- [Problem to work on]:
Reproduce each line that includes the word "name".
******
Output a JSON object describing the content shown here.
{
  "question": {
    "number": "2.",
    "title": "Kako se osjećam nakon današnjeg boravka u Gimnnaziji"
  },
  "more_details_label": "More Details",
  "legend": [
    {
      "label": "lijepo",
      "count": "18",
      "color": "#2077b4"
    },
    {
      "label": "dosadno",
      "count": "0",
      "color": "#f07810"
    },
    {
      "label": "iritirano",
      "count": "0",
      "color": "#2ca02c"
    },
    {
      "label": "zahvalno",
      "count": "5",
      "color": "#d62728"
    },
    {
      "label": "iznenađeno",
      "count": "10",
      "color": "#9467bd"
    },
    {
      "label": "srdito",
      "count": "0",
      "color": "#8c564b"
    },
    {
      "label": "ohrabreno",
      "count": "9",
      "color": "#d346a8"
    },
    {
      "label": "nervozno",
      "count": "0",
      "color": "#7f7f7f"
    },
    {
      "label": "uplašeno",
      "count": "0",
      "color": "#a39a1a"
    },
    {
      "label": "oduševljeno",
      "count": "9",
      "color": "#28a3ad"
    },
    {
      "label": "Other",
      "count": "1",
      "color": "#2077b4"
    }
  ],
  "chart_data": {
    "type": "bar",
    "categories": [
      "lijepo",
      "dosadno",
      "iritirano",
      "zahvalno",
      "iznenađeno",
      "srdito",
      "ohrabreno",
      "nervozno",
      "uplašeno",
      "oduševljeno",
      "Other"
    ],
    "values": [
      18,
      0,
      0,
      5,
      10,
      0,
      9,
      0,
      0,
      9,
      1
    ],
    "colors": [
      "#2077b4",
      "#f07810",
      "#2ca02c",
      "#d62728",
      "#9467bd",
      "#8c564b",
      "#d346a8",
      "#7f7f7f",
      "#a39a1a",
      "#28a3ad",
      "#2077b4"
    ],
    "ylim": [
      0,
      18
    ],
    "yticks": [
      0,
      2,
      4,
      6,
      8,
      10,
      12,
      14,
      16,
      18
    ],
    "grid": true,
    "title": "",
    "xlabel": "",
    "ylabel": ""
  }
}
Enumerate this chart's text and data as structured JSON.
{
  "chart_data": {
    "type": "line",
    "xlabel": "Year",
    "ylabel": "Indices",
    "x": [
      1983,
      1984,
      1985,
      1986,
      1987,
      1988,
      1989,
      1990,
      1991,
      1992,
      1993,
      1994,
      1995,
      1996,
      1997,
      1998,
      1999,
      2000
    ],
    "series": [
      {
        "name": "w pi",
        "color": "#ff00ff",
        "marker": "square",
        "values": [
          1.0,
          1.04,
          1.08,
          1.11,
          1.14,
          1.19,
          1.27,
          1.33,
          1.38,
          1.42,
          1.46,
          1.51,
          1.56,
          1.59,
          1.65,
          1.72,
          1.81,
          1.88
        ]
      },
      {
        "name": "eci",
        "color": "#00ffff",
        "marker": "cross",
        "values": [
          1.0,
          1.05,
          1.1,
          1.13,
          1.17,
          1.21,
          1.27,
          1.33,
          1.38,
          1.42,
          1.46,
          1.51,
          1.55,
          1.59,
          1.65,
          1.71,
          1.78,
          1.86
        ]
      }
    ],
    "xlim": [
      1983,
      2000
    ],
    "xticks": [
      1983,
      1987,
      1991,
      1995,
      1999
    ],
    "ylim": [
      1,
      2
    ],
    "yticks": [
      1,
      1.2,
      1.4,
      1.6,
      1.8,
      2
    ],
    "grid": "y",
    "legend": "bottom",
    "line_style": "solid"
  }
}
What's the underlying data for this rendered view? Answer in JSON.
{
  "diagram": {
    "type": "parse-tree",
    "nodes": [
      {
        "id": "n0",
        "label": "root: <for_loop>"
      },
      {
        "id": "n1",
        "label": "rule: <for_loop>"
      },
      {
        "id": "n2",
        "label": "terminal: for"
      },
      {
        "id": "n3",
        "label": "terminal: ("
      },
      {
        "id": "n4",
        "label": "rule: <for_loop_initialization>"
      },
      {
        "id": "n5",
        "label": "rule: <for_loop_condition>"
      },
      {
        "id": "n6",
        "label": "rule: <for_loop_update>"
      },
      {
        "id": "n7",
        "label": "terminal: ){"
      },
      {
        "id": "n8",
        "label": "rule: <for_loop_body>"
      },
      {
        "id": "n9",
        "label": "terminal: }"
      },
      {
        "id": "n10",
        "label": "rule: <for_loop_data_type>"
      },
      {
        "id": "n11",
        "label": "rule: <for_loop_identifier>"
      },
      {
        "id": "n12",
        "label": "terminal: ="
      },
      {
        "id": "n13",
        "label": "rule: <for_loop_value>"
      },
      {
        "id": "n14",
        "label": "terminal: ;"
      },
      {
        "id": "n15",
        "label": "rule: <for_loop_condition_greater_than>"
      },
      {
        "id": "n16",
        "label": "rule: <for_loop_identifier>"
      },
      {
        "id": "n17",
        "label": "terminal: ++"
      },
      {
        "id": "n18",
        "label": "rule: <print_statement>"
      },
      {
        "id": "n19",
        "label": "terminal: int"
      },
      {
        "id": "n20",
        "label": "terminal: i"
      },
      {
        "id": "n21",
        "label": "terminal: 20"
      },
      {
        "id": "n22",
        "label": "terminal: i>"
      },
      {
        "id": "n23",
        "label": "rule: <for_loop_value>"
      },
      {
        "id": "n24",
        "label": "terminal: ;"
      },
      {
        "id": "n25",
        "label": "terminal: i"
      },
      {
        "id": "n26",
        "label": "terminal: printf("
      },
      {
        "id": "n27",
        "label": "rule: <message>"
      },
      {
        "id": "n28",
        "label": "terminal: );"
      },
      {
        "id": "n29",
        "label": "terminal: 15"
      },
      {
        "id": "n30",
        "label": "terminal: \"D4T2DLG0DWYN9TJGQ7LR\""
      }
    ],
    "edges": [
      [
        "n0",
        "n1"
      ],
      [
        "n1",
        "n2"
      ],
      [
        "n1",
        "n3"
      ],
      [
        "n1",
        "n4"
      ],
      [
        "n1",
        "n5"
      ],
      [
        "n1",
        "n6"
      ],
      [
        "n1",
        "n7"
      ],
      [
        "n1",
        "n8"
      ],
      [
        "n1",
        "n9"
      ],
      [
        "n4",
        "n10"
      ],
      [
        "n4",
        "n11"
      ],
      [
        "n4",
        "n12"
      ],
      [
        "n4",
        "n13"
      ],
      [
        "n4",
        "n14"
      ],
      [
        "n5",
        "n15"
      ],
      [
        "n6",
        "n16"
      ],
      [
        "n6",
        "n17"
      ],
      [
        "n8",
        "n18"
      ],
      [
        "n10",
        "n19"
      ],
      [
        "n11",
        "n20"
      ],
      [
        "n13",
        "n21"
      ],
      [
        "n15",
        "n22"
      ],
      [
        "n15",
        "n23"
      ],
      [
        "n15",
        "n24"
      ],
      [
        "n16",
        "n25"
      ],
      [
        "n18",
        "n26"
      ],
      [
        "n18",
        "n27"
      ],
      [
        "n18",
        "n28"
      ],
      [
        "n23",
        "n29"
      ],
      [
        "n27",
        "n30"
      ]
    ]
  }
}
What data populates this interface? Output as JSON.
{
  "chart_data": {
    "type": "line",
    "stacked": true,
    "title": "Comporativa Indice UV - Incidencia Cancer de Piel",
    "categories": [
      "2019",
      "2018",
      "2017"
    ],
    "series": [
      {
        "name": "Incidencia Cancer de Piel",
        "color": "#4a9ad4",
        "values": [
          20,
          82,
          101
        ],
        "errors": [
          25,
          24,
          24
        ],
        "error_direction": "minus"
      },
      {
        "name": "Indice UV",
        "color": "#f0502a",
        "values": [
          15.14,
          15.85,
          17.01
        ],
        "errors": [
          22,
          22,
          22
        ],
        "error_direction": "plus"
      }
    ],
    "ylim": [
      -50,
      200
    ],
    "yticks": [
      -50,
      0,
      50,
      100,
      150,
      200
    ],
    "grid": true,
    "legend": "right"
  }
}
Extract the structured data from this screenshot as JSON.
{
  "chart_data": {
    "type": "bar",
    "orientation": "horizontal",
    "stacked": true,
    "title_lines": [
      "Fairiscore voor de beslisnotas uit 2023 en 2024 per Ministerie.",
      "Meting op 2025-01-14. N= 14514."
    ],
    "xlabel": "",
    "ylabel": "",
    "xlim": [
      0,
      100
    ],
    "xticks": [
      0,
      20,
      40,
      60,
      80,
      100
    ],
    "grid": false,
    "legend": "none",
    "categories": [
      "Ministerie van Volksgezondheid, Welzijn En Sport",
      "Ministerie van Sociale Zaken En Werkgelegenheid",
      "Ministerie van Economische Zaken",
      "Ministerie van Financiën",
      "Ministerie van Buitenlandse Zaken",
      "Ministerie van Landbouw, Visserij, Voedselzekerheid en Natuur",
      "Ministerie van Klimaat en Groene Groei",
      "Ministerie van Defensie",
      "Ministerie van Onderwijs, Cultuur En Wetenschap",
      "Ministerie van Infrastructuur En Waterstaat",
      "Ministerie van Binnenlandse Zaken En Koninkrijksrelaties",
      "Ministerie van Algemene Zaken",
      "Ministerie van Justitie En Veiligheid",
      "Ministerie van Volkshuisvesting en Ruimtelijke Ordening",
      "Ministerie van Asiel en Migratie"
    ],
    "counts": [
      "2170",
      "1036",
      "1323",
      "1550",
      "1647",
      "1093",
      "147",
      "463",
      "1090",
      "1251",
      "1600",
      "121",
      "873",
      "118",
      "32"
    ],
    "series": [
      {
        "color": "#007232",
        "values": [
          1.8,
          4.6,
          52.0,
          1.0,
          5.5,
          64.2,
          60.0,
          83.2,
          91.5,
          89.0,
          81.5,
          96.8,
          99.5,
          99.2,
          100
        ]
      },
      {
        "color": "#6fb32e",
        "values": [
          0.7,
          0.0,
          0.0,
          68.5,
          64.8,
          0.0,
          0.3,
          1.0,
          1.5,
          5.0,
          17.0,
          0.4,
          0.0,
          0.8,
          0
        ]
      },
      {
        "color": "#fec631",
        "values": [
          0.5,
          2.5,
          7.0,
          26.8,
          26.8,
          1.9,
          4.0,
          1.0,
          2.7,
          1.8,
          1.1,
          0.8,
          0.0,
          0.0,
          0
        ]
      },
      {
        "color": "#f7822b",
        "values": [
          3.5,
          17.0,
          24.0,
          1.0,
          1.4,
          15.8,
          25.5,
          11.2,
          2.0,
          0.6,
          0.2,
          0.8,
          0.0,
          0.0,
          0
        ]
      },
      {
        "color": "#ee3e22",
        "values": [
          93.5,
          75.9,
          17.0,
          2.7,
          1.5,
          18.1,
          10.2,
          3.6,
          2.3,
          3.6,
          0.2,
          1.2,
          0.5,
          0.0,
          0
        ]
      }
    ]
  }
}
******
- [Complete output]:
        "name": "w pi",
        "name": "eci",
        "name": "Incidencia Cancer de Piel",
        "name": "Indice UV",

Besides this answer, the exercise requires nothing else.